**Work instructions:** Copy the records below exactly as they are written.

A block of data
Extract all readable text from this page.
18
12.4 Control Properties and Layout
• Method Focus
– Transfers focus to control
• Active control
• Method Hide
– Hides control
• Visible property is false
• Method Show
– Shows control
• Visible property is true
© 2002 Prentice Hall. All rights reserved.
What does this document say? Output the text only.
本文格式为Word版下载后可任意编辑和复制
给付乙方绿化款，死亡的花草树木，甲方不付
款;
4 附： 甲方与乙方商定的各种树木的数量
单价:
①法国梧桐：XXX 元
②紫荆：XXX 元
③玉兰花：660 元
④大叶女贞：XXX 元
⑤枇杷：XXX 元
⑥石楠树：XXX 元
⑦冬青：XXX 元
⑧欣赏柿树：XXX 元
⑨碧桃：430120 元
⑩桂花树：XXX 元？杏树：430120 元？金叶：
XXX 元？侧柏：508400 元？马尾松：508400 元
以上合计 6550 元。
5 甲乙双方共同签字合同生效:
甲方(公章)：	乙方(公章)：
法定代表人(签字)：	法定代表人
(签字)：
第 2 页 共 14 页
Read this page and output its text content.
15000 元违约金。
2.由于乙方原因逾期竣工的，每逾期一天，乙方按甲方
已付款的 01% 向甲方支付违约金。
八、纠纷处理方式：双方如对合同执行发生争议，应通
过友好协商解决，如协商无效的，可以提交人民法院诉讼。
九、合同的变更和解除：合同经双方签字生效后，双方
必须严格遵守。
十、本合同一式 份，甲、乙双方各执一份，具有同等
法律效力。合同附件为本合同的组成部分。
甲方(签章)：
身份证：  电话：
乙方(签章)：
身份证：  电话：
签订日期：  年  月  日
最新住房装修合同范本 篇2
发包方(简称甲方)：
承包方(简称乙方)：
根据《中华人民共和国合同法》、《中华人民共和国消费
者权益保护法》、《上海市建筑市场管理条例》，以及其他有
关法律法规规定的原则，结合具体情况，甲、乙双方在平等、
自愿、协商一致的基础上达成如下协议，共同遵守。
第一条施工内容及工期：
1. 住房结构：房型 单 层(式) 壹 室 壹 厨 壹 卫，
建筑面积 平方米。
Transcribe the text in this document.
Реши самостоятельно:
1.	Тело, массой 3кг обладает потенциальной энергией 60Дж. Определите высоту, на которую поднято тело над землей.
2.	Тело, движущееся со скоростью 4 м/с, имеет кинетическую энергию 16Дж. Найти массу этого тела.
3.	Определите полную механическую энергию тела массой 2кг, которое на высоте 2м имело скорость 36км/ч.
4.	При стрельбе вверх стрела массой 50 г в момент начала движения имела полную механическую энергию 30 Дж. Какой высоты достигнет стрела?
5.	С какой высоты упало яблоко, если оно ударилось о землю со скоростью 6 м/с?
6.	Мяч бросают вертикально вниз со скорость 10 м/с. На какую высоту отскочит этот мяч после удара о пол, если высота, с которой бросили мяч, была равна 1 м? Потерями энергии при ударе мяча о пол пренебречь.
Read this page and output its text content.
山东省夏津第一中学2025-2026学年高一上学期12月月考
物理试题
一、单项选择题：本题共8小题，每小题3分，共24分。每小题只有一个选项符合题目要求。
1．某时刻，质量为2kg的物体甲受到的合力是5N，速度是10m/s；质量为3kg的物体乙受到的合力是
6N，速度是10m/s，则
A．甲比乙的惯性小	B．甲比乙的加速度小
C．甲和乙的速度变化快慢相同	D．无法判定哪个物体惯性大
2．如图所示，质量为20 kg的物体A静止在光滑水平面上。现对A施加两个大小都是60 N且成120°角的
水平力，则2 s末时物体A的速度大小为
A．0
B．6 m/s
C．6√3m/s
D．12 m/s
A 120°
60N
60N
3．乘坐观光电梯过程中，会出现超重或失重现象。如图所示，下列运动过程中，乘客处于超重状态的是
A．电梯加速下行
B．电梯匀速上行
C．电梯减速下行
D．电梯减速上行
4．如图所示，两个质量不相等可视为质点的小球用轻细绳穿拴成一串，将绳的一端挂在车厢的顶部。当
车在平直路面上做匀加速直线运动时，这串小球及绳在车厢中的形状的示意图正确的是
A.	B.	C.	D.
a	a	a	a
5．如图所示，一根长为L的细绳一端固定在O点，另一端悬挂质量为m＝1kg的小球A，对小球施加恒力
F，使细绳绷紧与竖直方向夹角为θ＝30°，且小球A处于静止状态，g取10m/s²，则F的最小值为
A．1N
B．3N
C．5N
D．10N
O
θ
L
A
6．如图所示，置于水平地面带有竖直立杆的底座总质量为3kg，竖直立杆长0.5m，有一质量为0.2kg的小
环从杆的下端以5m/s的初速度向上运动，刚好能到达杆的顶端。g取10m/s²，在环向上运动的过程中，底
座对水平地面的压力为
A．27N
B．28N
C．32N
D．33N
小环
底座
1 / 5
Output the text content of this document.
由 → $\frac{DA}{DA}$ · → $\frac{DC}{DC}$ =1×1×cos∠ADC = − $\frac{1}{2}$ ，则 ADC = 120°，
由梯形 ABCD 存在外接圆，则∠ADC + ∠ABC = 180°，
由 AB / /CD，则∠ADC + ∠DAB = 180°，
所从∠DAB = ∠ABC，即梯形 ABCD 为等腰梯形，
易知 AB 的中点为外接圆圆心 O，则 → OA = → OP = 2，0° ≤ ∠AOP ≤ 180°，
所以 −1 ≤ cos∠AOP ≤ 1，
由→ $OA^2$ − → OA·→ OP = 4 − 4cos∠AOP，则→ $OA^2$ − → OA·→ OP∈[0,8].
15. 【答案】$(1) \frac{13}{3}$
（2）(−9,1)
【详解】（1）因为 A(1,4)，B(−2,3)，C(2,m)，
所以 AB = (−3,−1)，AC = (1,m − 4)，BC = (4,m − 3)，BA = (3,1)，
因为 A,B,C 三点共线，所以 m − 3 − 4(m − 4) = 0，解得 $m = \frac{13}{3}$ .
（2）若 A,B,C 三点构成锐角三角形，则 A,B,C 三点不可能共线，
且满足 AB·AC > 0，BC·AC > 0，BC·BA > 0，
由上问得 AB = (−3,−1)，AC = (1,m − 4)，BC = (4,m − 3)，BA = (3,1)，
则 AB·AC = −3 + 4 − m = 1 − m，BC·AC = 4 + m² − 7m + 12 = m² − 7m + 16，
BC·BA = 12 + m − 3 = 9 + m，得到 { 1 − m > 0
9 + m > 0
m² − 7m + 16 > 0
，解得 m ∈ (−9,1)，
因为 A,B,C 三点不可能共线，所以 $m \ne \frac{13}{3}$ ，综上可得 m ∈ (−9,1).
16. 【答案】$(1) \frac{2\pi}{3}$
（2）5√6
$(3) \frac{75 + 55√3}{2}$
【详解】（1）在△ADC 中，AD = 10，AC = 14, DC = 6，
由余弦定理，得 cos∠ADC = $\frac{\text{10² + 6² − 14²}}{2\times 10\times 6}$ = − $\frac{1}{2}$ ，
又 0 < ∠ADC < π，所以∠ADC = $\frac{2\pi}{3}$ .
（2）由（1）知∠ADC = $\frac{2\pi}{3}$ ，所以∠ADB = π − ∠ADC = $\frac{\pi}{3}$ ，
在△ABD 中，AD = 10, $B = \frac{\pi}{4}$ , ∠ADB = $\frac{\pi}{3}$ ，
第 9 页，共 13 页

**Solution to this problem:**
Extract all readable text from this page.
18
12.4 Control Properties and Layout
• Method Focus
– Transfers focus to control
• Active control
• Method Hide
– Hides control
• Visible property is false
• Method Show
– Shows control
• Visible property is true
© 2002 Prentice Hall. All rights reserved.
What does this document say? Output the text only.
本文格式为Word版下载后可任意编辑和复制
给付乙方绿化款，死亡的花草树木，甲方不付
款;
4 附： 甲方与乙方商定的各种树木的数量
单价:
①法国梧桐：XXX 元
②紫荆：XXX 元
③玉兰花：660 元
④大叶女贞：XXX 元
⑤枇杷：XXX 元
⑥石楠树：XXX 元
⑦冬青：XXX 元
⑧欣赏柿树：XXX 元
⑨碧桃：430120 元
⑩桂花树：XXX 元？杏树：430120 元？金叶：
XXX 元？侧柏：508400 元？马尾松：508400 元
以上合计 6550 元。
5 甲乙双方共同签字合同生效:
甲方(公章)：	乙方(公章)：
法定代表人(签字)：	法定代表人
(签字)：
第 2 页 共 14 页
Read this page and output its text content.
15000 元违约金。
2.由于乙方原因逾期竣工的，每逾期一天，乙方按甲方
已付款的 01% 向甲方支付违约金。
八、纠纷处理方式：双方如对合同执行发生争议，应通
过友好协商解决，如协商无效的，可以提交人民法院诉讼。
九、合同的变更和解除：合同经双方签字生效后，双方
必须严格遵守。
十、本合同一式 份，甲、乙双方各执一份，具有同等
法律效力。合同附件为本合同的组成部分。
甲方(签章)：
身份证：  电话：
乙方(签章)：
身份证：  电话：
签订日期：  年  月  日
最新住房装修合同范本 篇2
发包方(简称甲方)：
承包方(简称乙方)：
根据《中华人民共和国合同法》、《中华人民共和国消费
者权益保护法》、《上海市建筑市场管理条例》，以及其他有
关法律法规规定的原则，结合具体情况，甲、乙双方在平等、
自愿、协商一致的基础上达成如下协议，共同遵守。
第一条施工内容及工期：
1. 住房结构：房型 单 层(式) 壹 室 壹 厨 壹 卫，
建筑面积 平方米。
Transcribe the text in this document.
Реши самостоятельно:
1.	Тело, массой 3кг обладает потенциальной энергией 60Дж. Определите высоту, на которую поднято тело над землей.
2.	Тело, движущееся со скоростью 4 м/с, имеет кинетическую энергию 16Дж. Найти массу этого тела.
3.	Определите полную механическую энергию тела массой 2кг, которое на высоте 2м имело скорость 36км/ч.
4.	При стрельбе вверх стрела массой 50 г в момент начала движения имела полную механическую энергию 30 Дж. Какой высоты достигнет стрела?
5.	С какой высоты упало яблоко, если оно ударилось о землю со скоростью 6 м/с?
6.	Мяч бросают вертикально вниз со скорость 10 м/с. На какую высоту отскочит этот мяч после удара о пол, если высота, с которой бросили мяч, была равна 1 м? Потерями энергии при ударе мяча о пол пренебречь.
Read this page and output its text content.
山东省夏津第一中学2025-2026学年高一上学期12月月考
物理试题
一、单项选择题：本题共8小题，每小题3分，共24分。每小题只有一个选项符合题目要求。
1．某时刻，质量为2kg的物体甲受到的合力是5N，速度是10m/s；质量为3kg的物体乙受到的合力是
6N，速度是10m/s，则
A．甲比乙的惯性小	B．甲比乙的加速度小
C．甲和乙的速度变化快慢相同	D．无法判定哪个物体惯性大
2．如图所示，质量为20 kg的物体A静止在光滑水平面上。现对A施加两个大小都是60 N且成120°角的
水平力，则2 s末时物体A的速度大小为
A．0
B．6 m/s
C．6√3m/s
D．12 m/s
A 120°
60N
60N
3．乘坐观光电梯过程中，会出现超重或失重现象。如图所示，下列运动过程中，乘客处于超重状态的是
A．电梯加速下行
B．电梯匀速上行
C．电梯减速下行
D．电梯减速上行
4．如图所示，两个质量不相等可视为质点的小球用轻细绳穿拴成一串，将绳的一端挂在车厢的顶部。当
车在平直路面上做匀加速直线运动时，这串小球及绳在车厢中的形状的示意图正确的是
A.	B.	C.	D.
a	a	a	a
5．如图所示，一根长为L的细绳一端固定在O点，另一端悬挂质量为m＝1kg的小球A，对小球施加恒力
F，使细绳绷紧与竖直方向夹角为θ＝30°，且小球A处于静止状态，g取10m/s²，则F的最小值为
A．1N
B．3N
C．5N
D．10N
O
θ
L
A
6．如图所示，置于水平地面带有竖直立杆的底座总质量为3kg，竖直立杆长0.5m，有一质量为0.2kg的小
环从杆的下端以5m/s的初速度向上运动，刚好能到达杆的顶端。g取10m/s²，在环向上运动的过程中，底
座对水平地面的压力为
A．27N
B．28N
C．32N
D．33N
小环
底座
1 / 5
Output the text content of this document.
由 → $\frac{DA}{DA}$ · → $\frac{DC}{DC}$ =1×1×cos∠ADC = − $\frac{1}{2}$ ，则 ADC = 120°，
由梯形 ABCD 存在外接圆，则∠ADC + ∠ABC = 180°，
由 AB / /CD，则∠ADC + ∠DAB = 180°，
所从∠DAB = ∠ABC，即梯形 ABCD 为等腰梯形，
易知 AB 的中点为外接圆圆心 O，则 → OA = → OP = 2，0° ≤ ∠AOP ≤ 180°，
所以 −1 ≤ cos∠AOP ≤ 1，
由→ $OA^2$ − → OA·→ OP = 4 − 4cos∠AOP，则→ $OA^2$ − → OA·→ OP∈[0,8].
15. 【答案】$(1) \frac{13}{3}$
（2）(−9,1)
【详解】（1）因为 A(1,4)，B(−2,3)，C(2,m)，
所以 AB = (−3,−1)，AC = (1,m − 4)，BC = (4,m − 3)，BA = (3,1)，
因为 A,B,C 三点共线，所以 m − 3 − 4(m − 4) = 0，解得 $m = \frac{13}{3}$ .
（2）若 A,B,C 三点构成锐角三角形，则 A,B,C 三点不可能共线，
且满足 AB·AC > 0，BC·AC > 0，BC·BA > 0，
由上问得 AB = (−3,−1)，AC = (1,m − 4)，BC = (4,m − 3)，BA = (3,1)，
则 AB·AC = −3 + 4 − m = 1 − m，BC·AC = 4 + m² − 7m + 12 = m² − 7m + 16，
BC·BA = 12 + m − 3 = 9 + m，得到 { 1 − m > 0
9 + m > 0
m² − 7m + 16 > 0
，解得 m ∈ (−9,1)，
因为 A,B,C 三点不可能共线，所以 $m \ne \frac{13}{3}$ ，综上可得 m ∈ (−9,1).
16. 【答案】$(1) \frac{2\pi}{3}$
（2）5√6
$(3) \frac{75 + 55√3}{2}$
【详解】（1）在△ADC 中，AD = 10，AC = 14, DC = 6，
由余弦定理，得 cos∠ADC = $\frac{\text{10² + 6² − 14²}}{2\times 10\times 6}$ = − $\frac{1}{2}$ ，
又 0 < ∠ADC < π，所以∠ADC = $\frac{2\pi}{3}$ .
（2）由（1）知∠ADC = $\frac{2\pi}{3}$ ，所以∠ADB = π − ∠ADC = $\frac{\pi}{3}$ ，
在△ABD 中，AD = 10, $B = \frac{\pi}{4}$ , ∠ADB = $\frac{\pi}{3}$ ，
第 9 页，共 13 页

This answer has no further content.